• What is asked: Search the records for "объектов". Copy every line where it appears.

Data records:
-*-*-

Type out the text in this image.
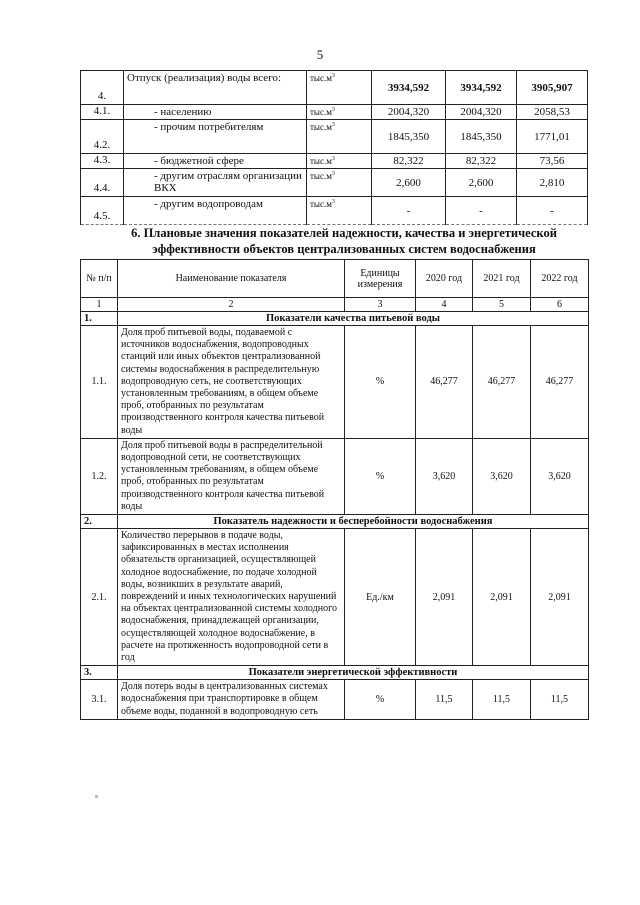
5
4.	Отпуск (реализация) воды всего:	$тыс.м^3$	3934,592	3934,592	3905,907
4.1.	- населению	$тыс.м^3$	2004,320	2004,320	2058,53
4.2.	- прочим потребителям	$тыс.м^3$	1845,350	1845,350	1771,01
4.3.	- бюджетной сфере	$тыс.м^3$	82,322	82,322	73,56
4.4.	- другим отраслям организации ВКХ	$тыс.м^3$	2,600	2,600	2,810
4.5.	- другим водопроводам	$тыс.м^3$	-	-	-
6. Плановые значения показателей надежности, качества и энергетической
эффективности объектов централизованных систем водоснабжения
№ п/п	Наименование показателя	Единицы измерения	2020 год	2021 год	2022 год
1	2	3	4	5	6
1.	Показатели качества питьевой воды				
1.1.	Доля проб питьевой воды, подаваемой с источников водоснабжения, водопроводных станций или иных объектов централизованной системы водоснабжения в распределительную водопроводную сеть, не соответствующих установленным требованиям, в общем объеме проб, отобранных по результатам производственного контроля качества питьевой воды	%	46,277	46,277	46,277
1.2.	Доля проб питьевой воды в распределительной водопроводной сети, не соответствующих установленным требованиям, в общем объеме проб, отобранных по результатам производственного контроля качества питьевой воды	%	3,620	3,620	3,620
2.	Показатель надежности и бесперебойности водоснабжения				
2.1.	Количество перерывов в подаче воды, зафиксированных в местах исполнения обязательств организацией, осуществляющей холодное водоснабжение, по подаче холодной воды, возникших в результате аварий, повреждений и иных технологических нарушений на объектах централизованной системы холодного водоснабжения, принадлежащей организации, осуществляющей холодное водоснабжение, в расчете на протяженность водопроводной сети в год	Ед./км	2,091	2,091	2,091
3.	Показатели энергетической эффективности				
3.1.	Доля потерь воды в централизованных системах водоснабжения при транспортировке в общем объеме воды, поданной в водопроводную сеть	%	11,5	11,5	11,5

-*-*-

• Solution to the problem:
эффективности объектов централизованных систем водоснабжения
1.1.	Доля проб питьевой воды, подаваемой с источников водоснабжения, водопроводных станций или иных объектов централизованной системы водоснабжения в распределительную водопроводную сеть, не соответствующих установленным требованиям, в общем объеме проб, отобранных по результатам производственного контроля качества питьевой воды	%	46,277	46,277	46,277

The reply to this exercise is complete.